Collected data
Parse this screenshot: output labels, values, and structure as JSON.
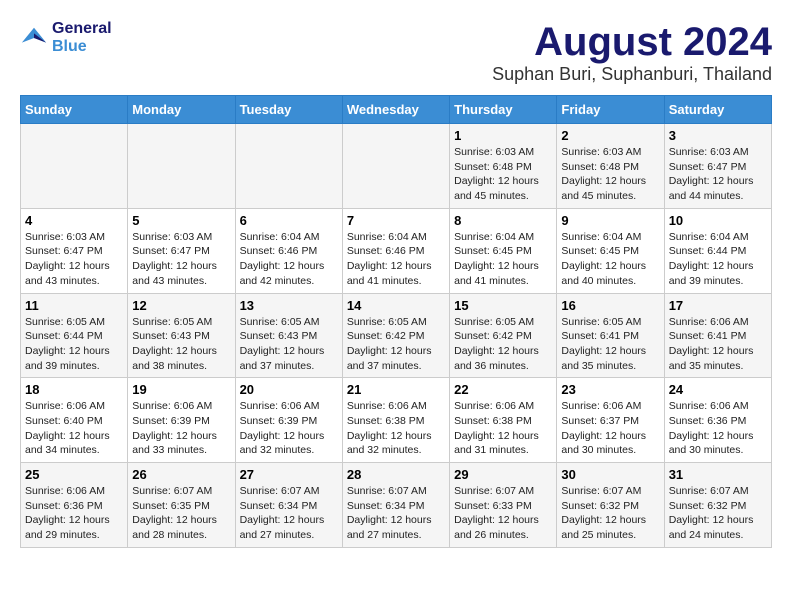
{
  "logo": {
    "line1": "General",
    "line2": "Blue"
  },
  "title": "August 2024",
  "location": "Suphan Buri, Suphanburi, Thailand",
  "days_of_week": [
    "Sunday",
    "Monday",
    "Tuesday",
    "Wednesday",
    "Thursday",
    "Friday",
    "Saturday"
  ],
  "weeks": [
    [
      {
        "day": "",
        "info": ""
      },
      {
        "day": "",
        "info": ""
      },
      {
        "day": "",
        "info": ""
      },
      {
        "day": "",
        "info": ""
      },
      {
        "day": "1",
        "info": "Sunrise: 6:03 AM\nSunset: 6:48 PM\nDaylight: 12 hours\nand 45 minutes."
      },
      {
        "day": "2",
        "info": "Sunrise: 6:03 AM\nSunset: 6:48 PM\nDaylight: 12 hours\nand 45 minutes."
      },
      {
        "day": "3",
        "info": "Sunrise: 6:03 AM\nSunset: 6:47 PM\nDaylight: 12 hours\nand 44 minutes."
      }
    ],
    [
      {
        "day": "4",
        "info": "Sunrise: 6:03 AM\nSunset: 6:47 PM\nDaylight: 12 hours\nand 43 minutes."
      },
      {
        "day": "5",
        "info": "Sunrise: 6:03 AM\nSunset: 6:47 PM\nDaylight: 12 hours\nand 43 minutes."
      },
      {
        "day": "6",
        "info": "Sunrise: 6:04 AM\nSunset: 6:46 PM\nDaylight: 12 hours\nand 42 minutes."
      },
      {
        "day": "7",
        "info": "Sunrise: 6:04 AM\nSunset: 6:46 PM\nDaylight: 12 hours\nand 41 minutes."
      },
      {
        "day": "8",
        "info": "Sunrise: 6:04 AM\nSunset: 6:45 PM\nDaylight: 12 hours\nand 41 minutes."
      },
      {
        "day": "9",
        "info": "Sunrise: 6:04 AM\nSunset: 6:45 PM\nDaylight: 12 hours\nand 40 minutes."
      },
      {
        "day": "10",
        "info": "Sunrise: 6:04 AM\nSunset: 6:44 PM\nDaylight: 12 hours\nand 39 minutes."
      }
    ],
    [
      {
        "day": "11",
        "info": "Sunrise: 6:05 AM\nSunset: 6:44 PM\nDaylight: 12 hours\nand 39 minutes."
      },
      {
        "day": "12",
        "info": "Sunrise: 6:05 AM\nSunset: 6:43 PM\nDaylight: 12 hours\nand 38 minutes."
      },
      {
        "day": "13",
        "info": "Sunrise: 6:05 AM\nSunset: 6:43 PM\nDaylight: 12 hours\nand 37 minutes."
      },
      {
        "day": "14",
        "info": "Sunrise: 6:05 AM\nSunset: 6:42 PM\nDaylight: 12 hours\nand 37 minutes."
      },
      {
        "day": "15",
        "info": "Sunrise: 6:05 AM\nSunset: 6:42 PM\nDaylight: 12 hours\nand 36 minutes."
      },
      {
        "day": "16",
        "info": "Sunrise: 6:05 AM\nSunset: 6:41 PM\nDaylight: 12 hours\nand 35 minutes."
      },
      {
        "day": "17",
        "info": "Sunrise: 6:06 AM\nSunset: 6:41 PM\nDaylight: 12 hours\nand 35 minutes."
      }
    ],
    [
      {
        "day": "18",
        "info": "Sunrise: 6:06 AM\nSunset: 6:40 PM\nDaylight: 12 hours\nand 34 minutes."
      },
      {
        "day": "19",
        "info": "Sunrise: 6:06 AM\nSunset: 6:39 PM\nDaylight: 12 hours\nand 33 minutes."
      },
      {
        "day": "20",
        "info": "Sunrise: 6:06 AM\nSunset: 6:39 PM\nDaylight: 12 hours\nand 32 minutes."
      },
      {
        "day": "21",
        "info": "Sunrise: 6:06 AM\nSunset: 6:38 PM\nDaylight: 12 hours\nand 32 minutes."
      },
      {
        "day": "22",
        "info": "Sunrise: 6:06 AM\nSunset: 6:38 PM\nDaylight: 12 hours\nand 31 minutes."
      },
      {
        "day": "23",
        "info": "Sunrise: 6:06 AM\nSunset: 6:37 PM\nDaylight: 12 hours\nand 30 minutes."
      },
      {
        "day": "24",
        "info": "Sunrise: 6:06 AM\nSunset: 6:36 PM\nDaylight: 12 hours\nand 30 minutes."
      }
    ],
    [
      {
        "day": "25",
        "info": "Sunrise: 6:06 AM\nSunset: 6:36 PM\nDaylight: 12 hours\nand 29 minutes."
      },
      {
        "day": "26",
        "info": "Sunrise: 6:07 AM\nSunset: 6:35 PM\nDaylight: 12 hours\nand 28 minutes."
      },
      {
        "day": "27",
        "info": "Sunrise: 6:07 AM\nSunset: 6:34 PM\nDaylight: 12 hours\nand 27 minutes."
      },
      {
        "day": "28",
        "info": "Sunrise: 6:07 AM\nSunset: 6:34 PM\nDaylight: 12 hours\nand 27 minutes."
      },
      {
        "day": "29",
        "info": "Sunrise: 6:07 AM\nSunset: 6:33 PM\nDaylight: 12 hours\nand 26 minutes."
      },
      {
        "day": "30",
        "info": "Sunrise: 6:07 AM\nSunset: 6:32 PM\nDaylight: 12 hours\nand 25 minutes."
      },
      {
        "day": "31",
        "info": "Sunrise: 6:07 AM\nSunset: 6:32 PM\nDaylight: 12 hours\nand 24 minutes."
      }
    ]
  ]
}
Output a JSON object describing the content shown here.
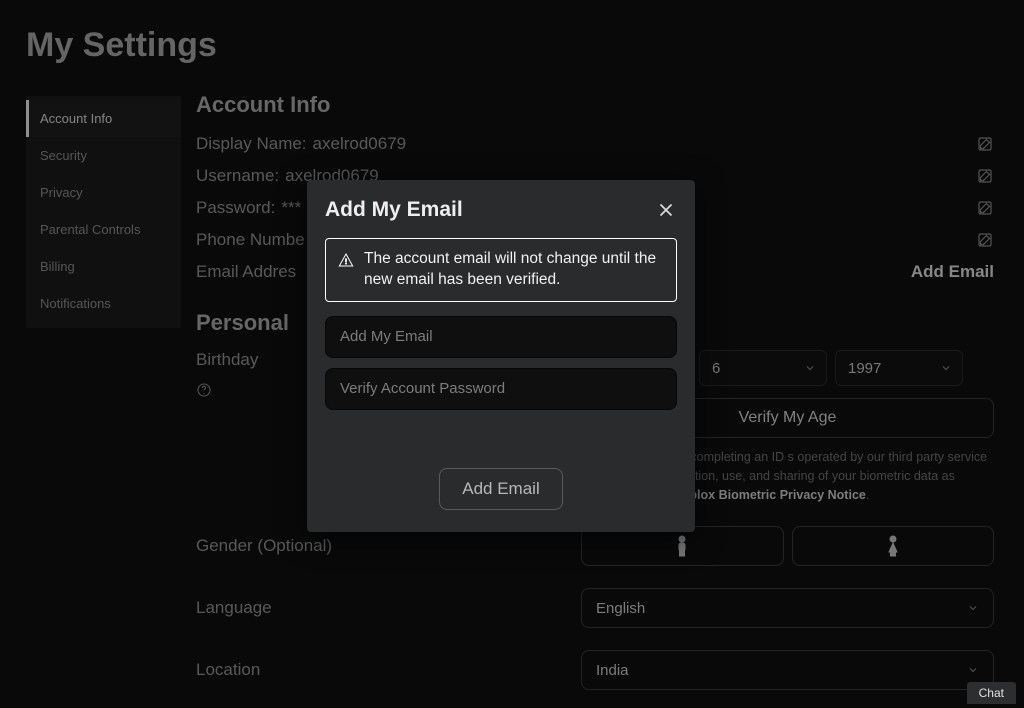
{
  "page": {
    "title": "My Settings"
  },
  "sidebar": {
    "items": [
      {
        "label": "Account Info",
        "active": true
      },
      {
        "label": "Security"
      },
      {
        "label": "Privacy"
      },
      {
        "label": "Parental Controls"
      },
      {
        "label": "Billing"
      },
      {
        "label": "Notifications"
      }
    ]
  },
  "account": {
    "heading": "Account Info",
    "display_name_label": "Display Name:",
    "display_name_value": "axelrod0679",
    "username_label": "Username:",
    "username_value": "axelrod0679",
    "password_label": "Password:",
    "password_value": "***",
    "phone_label": "Phone Numbe",
    "email_label": "Email Addres",
    "add_email_link": "Add Email"
  },
  "personal": {
    "heading": "Personal",
    "birthday_label": "Birthday",
    "birthday": {
      "month": "",
      "day": "6",
      "year": "1997"
    },
    "verify_age_button": "Verify My Age",
    "verify_caption_partial": "My Age' you will be completing an ID s operated by our third party service consent to the collection, use, and sharing of your biometric data as described in the ",
    "verify_caption_link": "Roblox Biometric Privacy Notice",
    "verify_caption_tail": ".",
    "gender_label": "Gender (Optional)",
    "language_label": "Language",
    "language_value": "English",
    "location_label": "Location",
    "location_value": "India"
  },
  "modal": {
    "title": "Add My Email",
    "warning": "The account email will not change until the new email has been verified.",
    "email_placeholder": "Add My Email",
    "password_placeholder": "Verify Account Password",
    "submit": "Add Email"
  },
  "chat": {
    "label": "Chat"
  }
}
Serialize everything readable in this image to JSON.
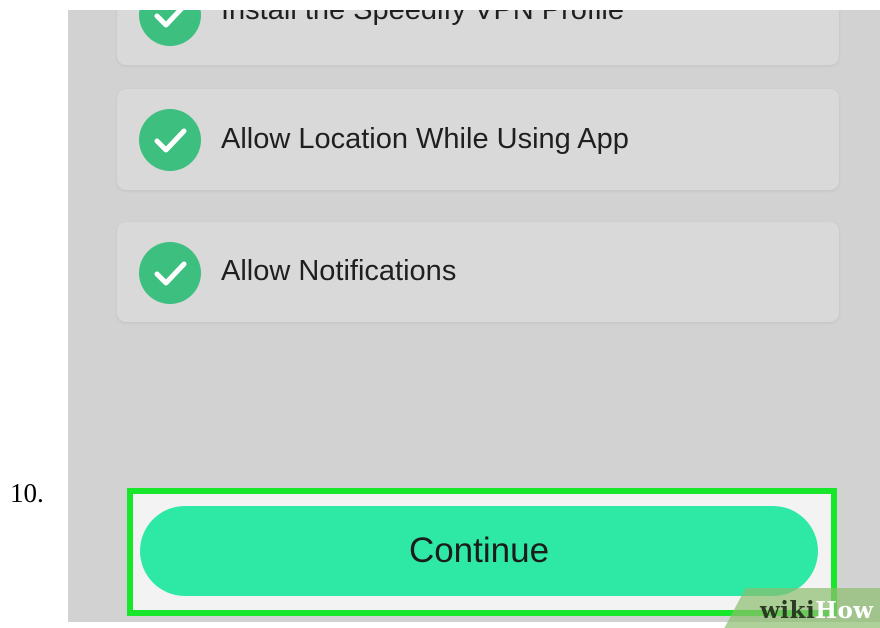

Short task: Copy all lines in the listing above where the string "title" appears.

Written answer:
  "title": "August 2024",
    "title": "My Settings"
    "title": "Add My Email",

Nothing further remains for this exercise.